(Records from a collection)

-- Start --

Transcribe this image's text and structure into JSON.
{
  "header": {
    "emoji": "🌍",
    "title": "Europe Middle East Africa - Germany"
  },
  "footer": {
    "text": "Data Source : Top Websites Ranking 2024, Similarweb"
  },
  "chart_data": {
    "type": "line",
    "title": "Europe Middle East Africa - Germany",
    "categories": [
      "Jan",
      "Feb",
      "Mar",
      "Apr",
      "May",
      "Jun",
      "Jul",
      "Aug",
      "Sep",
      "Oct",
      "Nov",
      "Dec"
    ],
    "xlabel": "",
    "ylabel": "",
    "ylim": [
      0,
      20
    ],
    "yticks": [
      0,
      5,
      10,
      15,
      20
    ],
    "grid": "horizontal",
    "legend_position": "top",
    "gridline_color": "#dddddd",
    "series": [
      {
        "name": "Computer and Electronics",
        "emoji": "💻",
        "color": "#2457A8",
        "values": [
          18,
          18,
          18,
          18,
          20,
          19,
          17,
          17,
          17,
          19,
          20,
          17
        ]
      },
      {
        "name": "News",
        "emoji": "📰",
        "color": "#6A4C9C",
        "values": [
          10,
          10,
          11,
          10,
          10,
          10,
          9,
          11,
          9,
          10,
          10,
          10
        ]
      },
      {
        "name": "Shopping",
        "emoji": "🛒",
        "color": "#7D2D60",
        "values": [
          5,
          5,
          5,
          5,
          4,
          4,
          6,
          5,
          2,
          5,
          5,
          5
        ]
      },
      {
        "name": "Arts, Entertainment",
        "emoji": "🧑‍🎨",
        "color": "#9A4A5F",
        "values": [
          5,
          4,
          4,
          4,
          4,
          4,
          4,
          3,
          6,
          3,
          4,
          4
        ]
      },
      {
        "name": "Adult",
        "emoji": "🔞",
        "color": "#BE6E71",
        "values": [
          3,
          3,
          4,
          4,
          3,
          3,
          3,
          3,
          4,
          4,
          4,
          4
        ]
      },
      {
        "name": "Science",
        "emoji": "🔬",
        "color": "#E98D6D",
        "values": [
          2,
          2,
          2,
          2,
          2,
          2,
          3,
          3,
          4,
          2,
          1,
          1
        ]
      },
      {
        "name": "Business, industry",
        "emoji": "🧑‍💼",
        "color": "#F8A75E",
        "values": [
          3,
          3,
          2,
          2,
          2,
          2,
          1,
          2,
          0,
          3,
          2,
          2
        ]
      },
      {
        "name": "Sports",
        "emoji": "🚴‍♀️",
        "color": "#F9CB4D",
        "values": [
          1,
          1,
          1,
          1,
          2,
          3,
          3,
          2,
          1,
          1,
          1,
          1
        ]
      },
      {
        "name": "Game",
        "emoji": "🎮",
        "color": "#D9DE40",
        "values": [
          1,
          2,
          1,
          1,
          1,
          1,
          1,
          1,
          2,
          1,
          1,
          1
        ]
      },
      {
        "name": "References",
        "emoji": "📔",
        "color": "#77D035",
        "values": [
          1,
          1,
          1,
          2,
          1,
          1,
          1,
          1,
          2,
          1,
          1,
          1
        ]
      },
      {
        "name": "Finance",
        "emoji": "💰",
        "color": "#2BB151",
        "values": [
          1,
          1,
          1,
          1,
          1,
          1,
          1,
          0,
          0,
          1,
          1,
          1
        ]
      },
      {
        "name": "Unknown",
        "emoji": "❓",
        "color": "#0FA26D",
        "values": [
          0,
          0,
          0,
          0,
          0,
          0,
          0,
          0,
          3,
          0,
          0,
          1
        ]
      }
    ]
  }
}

-- End --

__WRITTEN INSTRUCTION__
Return a copy of every line that includes the word "name".

__REPLY TO THE TASK__
        "name": "Computer and Electronics",
        "name": "News",
        "name": "Shopping",
        "name": "Arts, Entertainment",
        "name": "Adult",
        "name": "Science",
        "name": "Business, industry",
        "name": "Sports",
        "name": "Game",
        "name": "References",
        "name": "Finance",
        "name": "Unknown",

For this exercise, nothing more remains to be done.